------ Material shown ------

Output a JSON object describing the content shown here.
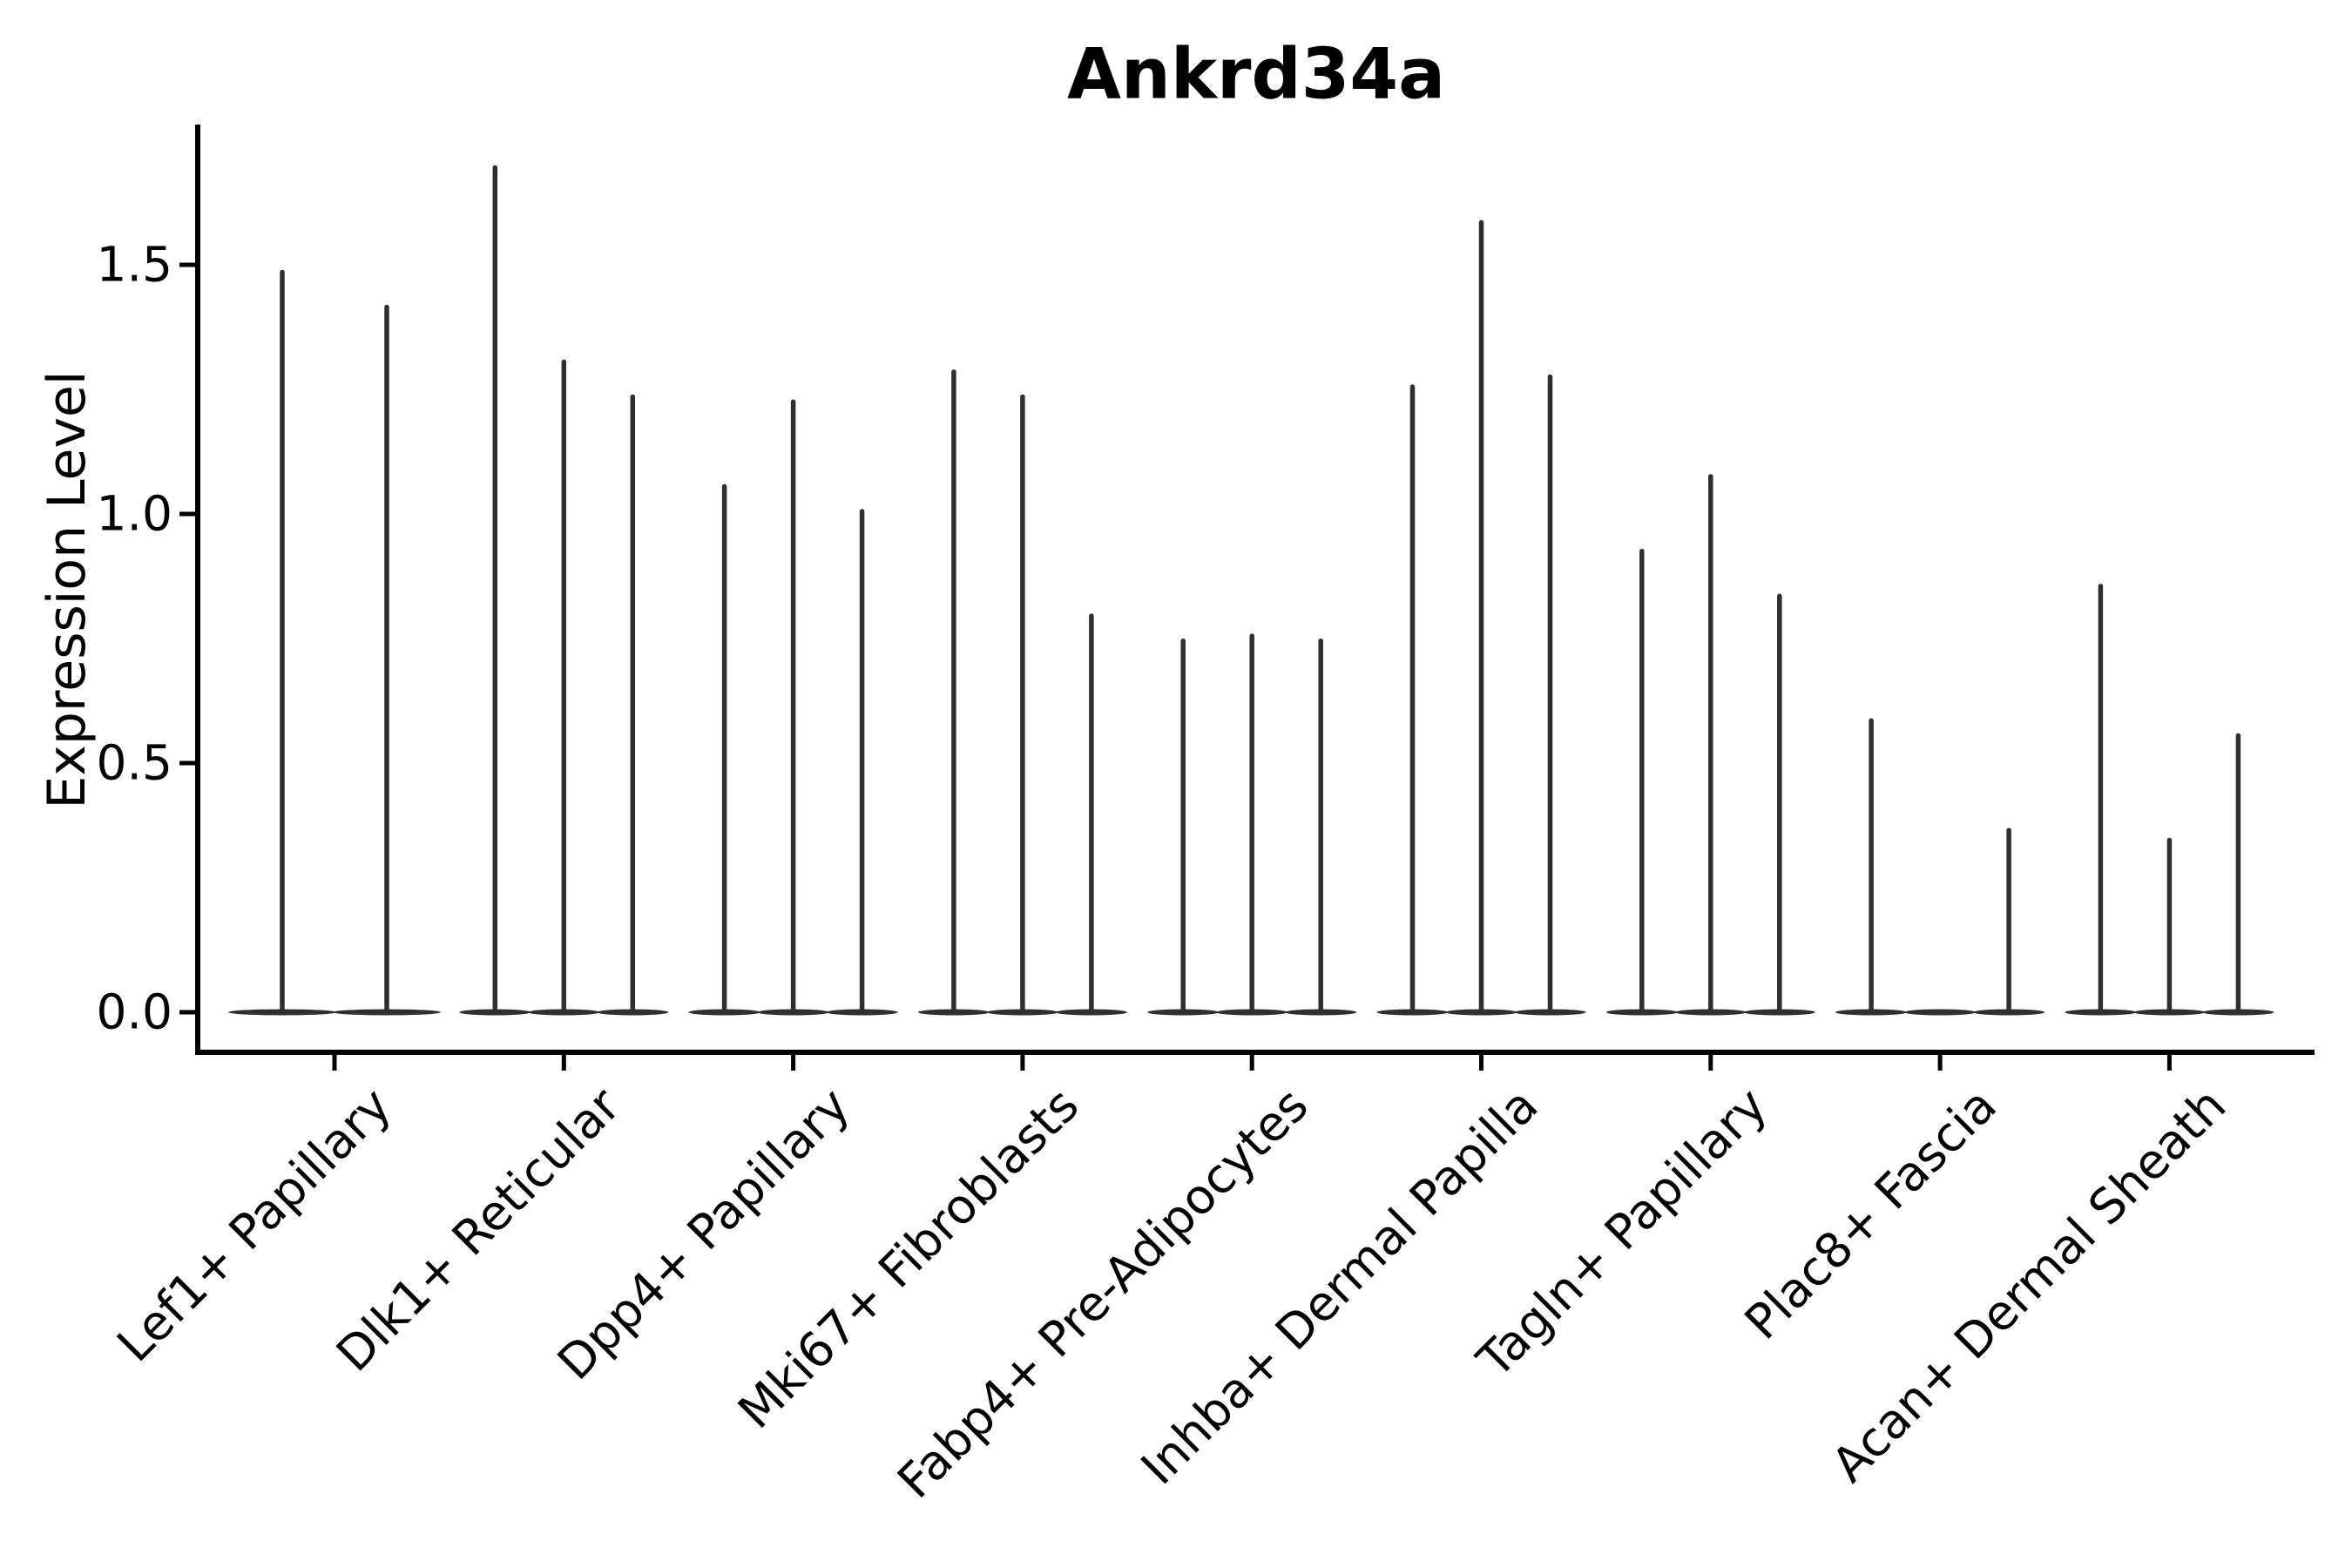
{
  "title": "Ankrd34a",
  "axes": {
    "ylabel": "Expression Level",
    "ytick_labels": [
      "0.0",
      "0.5",
      "1.0",
      "1.5"
    ]
  },
  "chart_data": {
    "type": "violin",
    "title": "Ankrd34a",
    "xlabel": "",
    "ylabel": "Expression Level",
    "ylim": [
      -0.09,
      1.78
    ],
    "yticks": [
      0.0,
      0.5,
      1.0,
      1.5
    ],
    "grid": false,
    "legend": false,
    "ink_color": "#2f2f2f",
    "axis_color": "#000000",
    "categories": [
      "Lef1+ Papillary",
      "Dlk1+ Reticular",
      "Dpp4+ Papillary",
      "Mki67+ Fibroblasts",
      "Fabp4+ Pre-Adipocytes",
      "Inhba+ Dermal Papilla",
      "Tagln+ Papillary",
      "Plac8+ Fascia",
      "Acan+ Dermal Sheath"
    ],
    "violins": [
      {
        "category": "Lef1+ Papillary",
        "maxima": [
          1.49,
          1.42
        ]
      },
      {
        "category": "Dlk1+ Reticular",
        "maxima": [
          1.7,
          1.31,
          1.24
        ]
      },
      {
        "category": "Dpp4+ Papillary",
        "maxima": [
          1.06,
          1.23,
          1.01
        ]
      },
      {
        "category": "Mki67+ Fibroblasts",
        "maxima": [
          1.29,
          1.24,
          0.8
        ]
      },
      {
        "category": "Fabp4+ Pre-Adipocytes",
        "maxima": [
          0.75,
          0.76,
          0.75
        ]
      },
      {
        "category": "Inhba+ Dermal Papilla",
        "maxima": [
          1.26,
          1.59,
          1.28
        ]
      },
      {
        "category": "Tagln+ Papillary",
        "maxima": [
          0.93,
          1.08,
          0.84
        ]
      },
      {
        "category": "Plac8+ Fascia",
        "maxima": [
          0.59,
          0.0,
          0.37
        ]
      },
      {
        "category": "Acan+ Dermal Sheath",
        "maxima": [
          0.86,
          0.35,
          0.56
        ]
      }
    ]
  }
}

------

Every entry above needs to be retyped exactly; drop the pictures.

Result of the exercise:
Output a JSON object describing the content shown here.
{
  "title": "Ankrd34a",
  "axes": {
    "ylabel": "Expression Level",
    "ytick_labels": [
      "0.0",
      "0.5",
      "1.0",
      "1.5"
    ]
  },
  "chart_data": {
    "type": "violin",
    "title": "Ankrd34a",
    "xlabel": "",
    "ylabel": "Expression Level",
    "ylim": [
      -0.09,
      1.78
    ],
    "yticks": [
      0.0,
      0.5,
      1.0,
      1.5
    ],
    "grid": false,
    "legend": false,
    "ink_color": "#2f2f2f",
    "axis_color": "#000000",
    "categories": [
      "Lef1+ Papillary",
      "Dlk1+ Reticular",
      "Dpp4+ Papillary",
      "Mki67+ Fibroblasts",
      "Fabp4+ Pre-Adipocytes",
      "Inhba+ Dermal Papilla",
      "Tagln+ Papillary",
      "Plac8+ Fascia",
      "Acan+ Dermal Sheath"
    ],
    "violins": [
      {
        "category": "Lef1+ Papillary",
        "maxima": [
          1.49,
          1.42
        ]
      },
      {
        "category": "Dlk1+ Reticular",
        "maxima": [
          1.7,
          1.31,
          1.24
        ]
      },
      {
        "category": "Dpp4+ Papillary",
        "maxima": [
          1.06,
          1.23,
          1.01
        ]
      },
      {
        "category": "Mki67+ Fibroblasts",
        "maxima": [
          1.29,
          1.24,
          0.8
        ]
      },
      {
        "category": "Fabp4+ Pre-Adipocytes",
        "maxima": [
          0.75,
          0.76,
          0.75
        ]
      },
      {
        "category": "Inhba+ Dermal Papilla",
        "maxima": [
          1.26,
          1.59,
          1.28
        ]
      },
      {
        "category": "Tagln+ Papillary",
        "maxima": [
          0.93,
          1.08,
          0.84
        ]
      },
      {
        "category": "Plac8+ Fascia",
        "maxima": [
          0.59,
          0.0,
          0.37
        ]
      },
      {
        "category": "Acan+ Dermal Sheath",
        "maxima": [
          0.86,
          0.35,
          0.56
        ]
      }
    ]
  }
}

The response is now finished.